**TASK STATEMENT**
Leave out any picture and return the remaining listing below exactly as given.

**EXERCISE INPUTS**
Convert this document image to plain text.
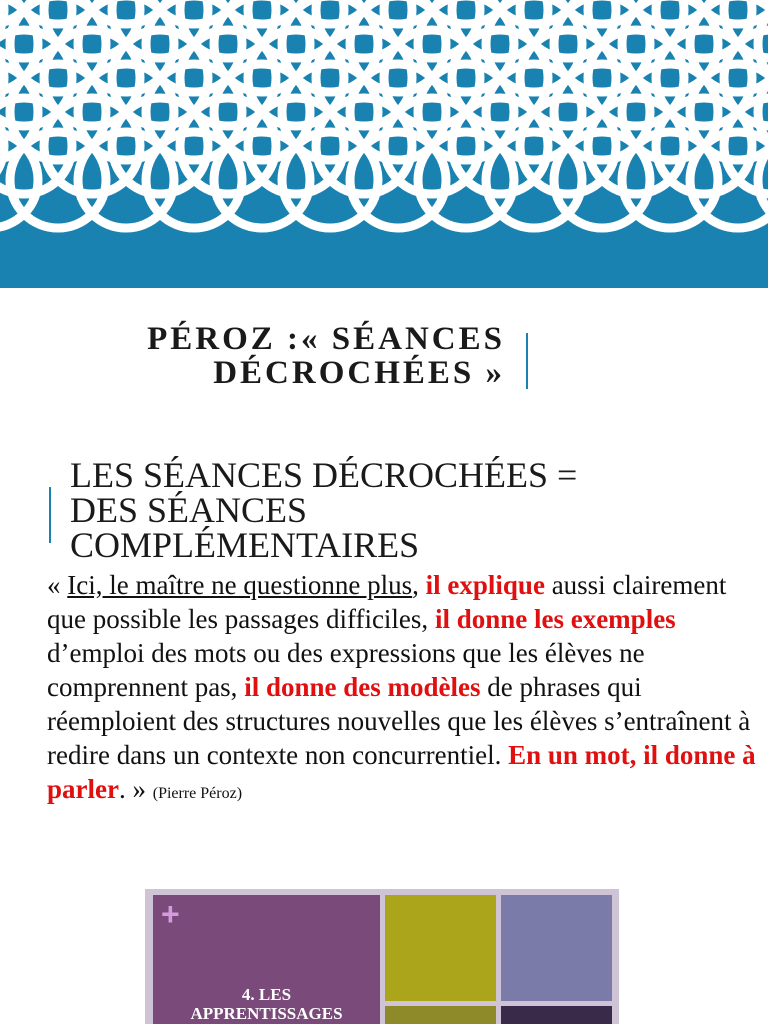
PÉROZ :« SÉANCES
DÉCROCHÉES »
LES SÉANCES DÉCROCHÉES =
DES SÉANCES
COMPLÉMENTAIRES
« Ici, le maître ne questionne plus, il explique aussi clairement que possible les passages difficiles, il donne les exemples d’emploi des mots ou des expressions que les élèves ne comprennent pas, il donne des modèles de phrases qui réemploient des structures nouvelles que les élèves s’entraînent à redire dans un contexte non concurrentiel. En un mot, il donne à parler. » (Pierre Péroz)
+
4. LES
APPRENTISSAGES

**TASK RESULT**
Convert this document image to plain text.
PÉROZ :« SÉANCES
DÉCROCHÉES »
LES SÉANCES DÉCROCHÉES =
DES SÉANCES
COMPLÉMENTAIRES
« Ici, le maître ne questionne plus, il explique aussi clairement que possible les passages difficiles, il donne les exemples d’emploi des mots ou des expressions que les élèves ne comprennent pas, il donne des modèles de phrases qui réemploient des structures nouvelles que les élèves s’entraînent à redire dans un contexte non concurrentiel. En un mot, il donne à parler. » (Pierre Péroz)
+
4. LES
APPRENTISSAGES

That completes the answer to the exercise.